Your task is to copy every line of this material exactly.
::: SUPPLIED DATA
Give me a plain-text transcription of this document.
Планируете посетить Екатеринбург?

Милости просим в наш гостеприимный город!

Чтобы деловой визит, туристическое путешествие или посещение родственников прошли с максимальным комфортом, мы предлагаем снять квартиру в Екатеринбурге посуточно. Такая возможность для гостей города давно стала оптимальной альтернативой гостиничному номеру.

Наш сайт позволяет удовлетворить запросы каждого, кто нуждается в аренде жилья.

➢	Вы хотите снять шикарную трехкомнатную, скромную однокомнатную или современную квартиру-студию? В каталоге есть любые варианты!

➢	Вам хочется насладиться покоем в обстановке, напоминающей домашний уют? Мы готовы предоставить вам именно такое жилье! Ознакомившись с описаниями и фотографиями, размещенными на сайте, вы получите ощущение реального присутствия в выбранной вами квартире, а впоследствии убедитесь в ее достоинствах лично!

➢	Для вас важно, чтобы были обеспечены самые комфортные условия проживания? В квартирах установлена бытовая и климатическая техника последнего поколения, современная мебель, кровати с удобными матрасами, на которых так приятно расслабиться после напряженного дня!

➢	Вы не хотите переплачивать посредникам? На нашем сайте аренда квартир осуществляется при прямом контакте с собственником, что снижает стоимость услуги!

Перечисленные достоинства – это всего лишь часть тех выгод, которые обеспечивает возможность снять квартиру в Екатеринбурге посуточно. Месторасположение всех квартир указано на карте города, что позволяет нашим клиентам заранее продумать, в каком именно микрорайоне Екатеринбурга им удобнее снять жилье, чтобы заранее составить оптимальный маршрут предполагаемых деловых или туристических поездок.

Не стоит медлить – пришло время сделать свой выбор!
::::::
> [SOLUTION TO THIS PROBLEM]
Give me a plain-text transcription of this document.
Планируете посетить Екатеринбург?

Милости просим в наш гостеприимный город!

Чтобы деловой визит, туристическое путешествие или посещение родственников прошли с максимальным комфортом, мы предлагаем снять квартиру в Екатеринбурге посуточно. Такая возможность для гостей города давно стала оптимальной альтернативой гостиничному номеру.

Наш сайт позволяет удовлетворить запросы каждого, кто нуждается в аренде жилья.

➢	Вы хотите снять шикарную трехкомнатную, скромную однокомнатную или современную квартиру-студию? В каталоге есть любые варианты!

➢	Вам хочется насладиться покоем в обстановке, напоминающей домашний уют? Мы готовы предоставить вам именно такое жилье! Ознакомившись с описаниями и фотографиями, размещенными на сайте, вы получите ощущение реального присутствия в выбранной вами квартире, а впоследствии убедитесь в ее достоинствах лично!

➢	Для вас важно, чтобы были обеспечены самые комфортные условия проживания? В квартирах установлена бытовая и климатическая техника последнего поколения, современная мебель, кровати с удобными матрасами, на которых так приятно расслабиться после напряженного дня!

➢	Вы не хотите переплачивать посредникам? На нашем сайте аренда квартир осуществляется при прямом контакте с собственником, что снижает стоимость услуги!

Перечисленные достоинства – это всего лишь часть тех выгод, которые обеспечивает возможность снять квартиру в Екатеринбурге посуточно. Месторасположение всех квартир указано на карте города, что позволяет нашим клиентам заранее продумать, в каком именно микрорайоне Екатеринбурга им удобнее снять жилье, чтобы заранее составить оптимальный маршрут предполагаемых деловых или туристических поездок.

Не стоит медлить – пришло время сделать свой выбор!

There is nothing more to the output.